Data records
···
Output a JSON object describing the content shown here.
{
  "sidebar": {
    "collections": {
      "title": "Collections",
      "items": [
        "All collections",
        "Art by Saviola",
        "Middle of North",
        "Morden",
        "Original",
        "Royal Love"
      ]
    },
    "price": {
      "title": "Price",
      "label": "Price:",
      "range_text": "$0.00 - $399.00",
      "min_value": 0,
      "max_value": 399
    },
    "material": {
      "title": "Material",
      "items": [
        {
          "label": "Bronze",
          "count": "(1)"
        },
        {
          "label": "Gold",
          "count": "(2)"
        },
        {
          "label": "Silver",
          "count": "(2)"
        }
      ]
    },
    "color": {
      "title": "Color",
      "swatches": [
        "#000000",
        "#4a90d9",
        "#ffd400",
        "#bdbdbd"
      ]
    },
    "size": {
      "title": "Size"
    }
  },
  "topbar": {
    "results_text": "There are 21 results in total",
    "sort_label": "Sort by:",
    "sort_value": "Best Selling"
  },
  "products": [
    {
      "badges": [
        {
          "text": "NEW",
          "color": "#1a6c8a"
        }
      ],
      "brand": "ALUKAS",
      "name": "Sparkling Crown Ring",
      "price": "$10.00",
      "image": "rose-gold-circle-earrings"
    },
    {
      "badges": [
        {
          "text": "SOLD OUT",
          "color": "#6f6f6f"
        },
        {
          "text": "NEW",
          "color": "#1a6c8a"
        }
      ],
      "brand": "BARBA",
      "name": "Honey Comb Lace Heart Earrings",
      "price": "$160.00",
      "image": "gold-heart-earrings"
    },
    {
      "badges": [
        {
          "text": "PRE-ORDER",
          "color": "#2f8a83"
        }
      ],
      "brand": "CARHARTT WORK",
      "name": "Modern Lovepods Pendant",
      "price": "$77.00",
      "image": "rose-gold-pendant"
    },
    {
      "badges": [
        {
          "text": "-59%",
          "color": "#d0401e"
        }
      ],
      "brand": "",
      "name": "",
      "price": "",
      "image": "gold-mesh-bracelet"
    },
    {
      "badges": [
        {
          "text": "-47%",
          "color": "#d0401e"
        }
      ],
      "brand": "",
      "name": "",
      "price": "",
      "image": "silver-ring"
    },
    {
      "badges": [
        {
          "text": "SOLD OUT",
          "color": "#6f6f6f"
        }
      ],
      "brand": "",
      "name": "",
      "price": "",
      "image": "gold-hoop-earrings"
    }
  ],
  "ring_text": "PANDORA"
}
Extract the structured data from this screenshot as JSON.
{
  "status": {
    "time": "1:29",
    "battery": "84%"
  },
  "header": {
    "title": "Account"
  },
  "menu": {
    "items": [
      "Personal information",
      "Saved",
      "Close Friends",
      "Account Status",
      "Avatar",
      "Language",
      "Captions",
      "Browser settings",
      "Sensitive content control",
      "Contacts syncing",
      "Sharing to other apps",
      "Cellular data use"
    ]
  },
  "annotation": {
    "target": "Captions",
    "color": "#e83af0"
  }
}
···
**Task details**.
Copy the records above exactly as they appear.

**Right answer**.
Output a JSON object describing the content shown here.
{
  "sidebar": {
    "collections": {
      "title": "Collections",
      "items": [
        "All collections",
        "Art by Saviola",
        "Middle of North",
        "Morden",
        "Original",
        "Royal Love"
      ]
    },
    "price": {
      "title": "Price",
      "label": "Price:",
      "range_text": "$0.00 - $399.00",
      "min_value": 0,
      "max_value": 399
    },
    "material": {
      "title": "Material",
      "items": [
        {
          "label": "Bronze",
          "count": "(1)"
        },
        {
          "label": "Gold",
          "count": "(2)"
        },
        {
          "label": "Silver",
          "count": "(2)"
        }
      ]
    },
    "color": {
      "title": "Color",
      "swatches": [
        "#000000",
        "#4a90d9",
        "#ffd400",
        "#bdbdbd"
      ]
    },
    "size": {
      "title": "Size"
    }
  },
  "topbar": {
    "results_text": "There are 21 results in total",
    "sort_label": "Sort by:",
    "sort_value": "Best Selling"
  },
  "products": [
    {
      "badges": [
        {
          "text": "NEW",
          "color": "#1a6c8a"
        }
      ],
      "brand": "ALUKAS",
      "name": "Sparkling Crown Ring",
      "price": "$10.00",
      "image": "rose-gold-circle-earrings"
    },
    {
      "badges": [
        {
          "text": "SOLD OUT",
          "color": "#6f6f6f"
        },
        {
          "text": "NEW",
          "color": "#1a6c8a"
        }
      ],
      "brand": "BARBA",
      "name": "Honey Comb Lace Heart Earrings",
      "price": "$160.00",
      "image": "gold-heart-earrings"
    },
    {
      "badges": [
        {
          "text": "PRE-ORDER",
          "color": "#2f8a83"
        }
      ],
      "brand": "CARHARTT WORK",
      "name": "Modern Lovepods Pendant",
      "price": "$77.00",
      "image": "rose-gold-pendant"
    },
    {
      "badges": [
        {
          "text": "-59%",
          "color": "#d0401e"
        }
      ],
      "brand": "",
      "name": "",
      "price": "",
      "image": "gold-mesh-bracelet"
    },
    {
      "badges": [
        {
          "text": "-47%",
          "color": "#d0401e"
        }
      ],
      "brand": "",
      "name": "",
      "price": "",
      "image": "silver-ring"
    },
    {
      "badges": [
        {
          "text": "SOLD OUT",
          "color": "#6f6f6f"
        }
      ],
      "brand": "",
      "name": "",
      "price": "",
      "image": "gold-hoop-earrings"
    }
  ],
  "ring_text": "PANDORA"
}
Extract the structured data from this screenshot as JSON.
{
  "status": {
    "time": "1:29",
    "battery": "84%"
  },
  "header": {
    "title": "Account"
  },
  "menu": {
    "items": [
      "Personal information",
      "Saved",
      "Close Friends",
      "Account Status",
      "Avatar",
      "Language",
      "Captions",
      "Browser settings",
      "Sensitive content control",
      "Contacts syncing",
      "Sharing to other apps",
      "Cellular data use"
    ]
  },
  "annotation": {
    "target": "Captions",
    "color": "#e83af0"
  }
}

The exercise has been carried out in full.